Figure collection entries

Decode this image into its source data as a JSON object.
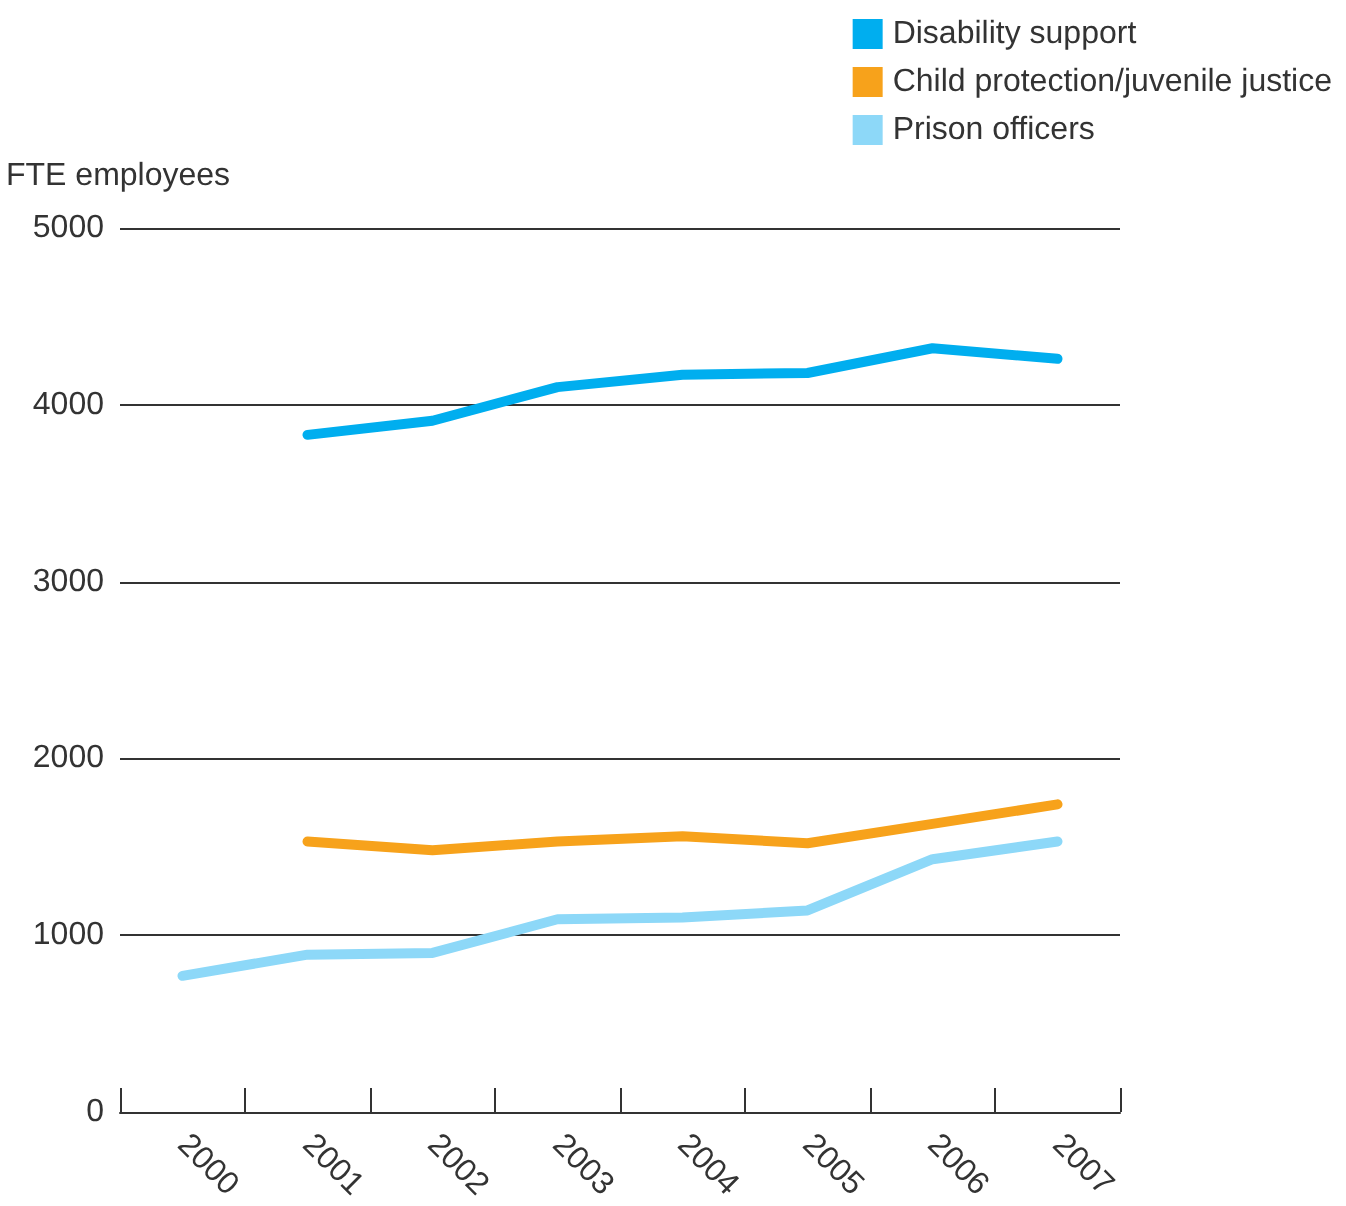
{
  "chart_data": {
    "type": "line",
    "ylabel": "FTE employees",
    "categories": [
      "2000",
      "2001",
      "2002",
      "2003",
      "2004",
      "2005",
      "2006",
      "2007"
    ],
    "series": [
      {
        "name": "Disability support",
        "color": "#00aeef",
        "values": [
          null,
          3830,
          3910,
          4100,
          4170,
          4180,
          4320,
          4260
        ]
      },
      {
        "name": "Child protection/juvenile justice",
        "color": "#f7a21b",
        "values": [
          null,
          1530,
          1480,
          1530,
          1560,
          1520,
          1630,
          1740
        ]
      },
      {
        "name": "Prison officers",
        "color": "#8dd8f8",
        "values": [
          770,
          890,
          900,
          1090,
          1100,
          1140,
          1430,
          1530
        ]
      }
    ],
    "ylim": [
      0,
      5000
    ],
    "yticks": [
      0,
      1000,
      2000,
      3000,
      4000,
      5000
    ],
    "grid": "y",
    "legend": "top right",
    "marker": "none",
    "line_style": "solid"
  }
}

EXERCISE REQUIREMENTS → Pictures are to be left out; repeat all the remaining data exactly.

SOLUTION BELOW →
Decode this image into its source data as a JSON object.
{
  "chart_data": {
    "type": "line",
    "ylabel": "FTE employees",
    "categories": [
      "2000",
      "2001",
      "2002",
      "2003",
      "2004",
      "2005",
      "2006",
      "2007"
    ],
    "series": [
      {
        "name": "Disability support",
        "color": "#00aeef",
        "values": [
          null,
          3830,
          3910,
          4100,
          4170,
          4180,
          4320,
          4260
        ]
      },
      {
        "name": "Child protection/juvenile justice",
        "color": "#f7a21b",
        "values": [
          null,
          1530,
          1480,
          1530,
          1560,
          1520,
          1630,
          1740
        ]
      },
      {
        "name": "Prison officers",
        "color": "#8dd8f8",
        "values": [
          770,
          890,
          900,
          1090,
          1100,
          1140,
          1430,
          1530
        ]
      }
    ],
    "ylim": [
      0,
      5000
    ],
    "yticks": [
      0,
      1000,
      2000,
      3000,
      4000,
      5000
    ],
    "grid": "y",
    "legend": "top right",
    "marker": "none",
    "line_style": "solid"
  }
}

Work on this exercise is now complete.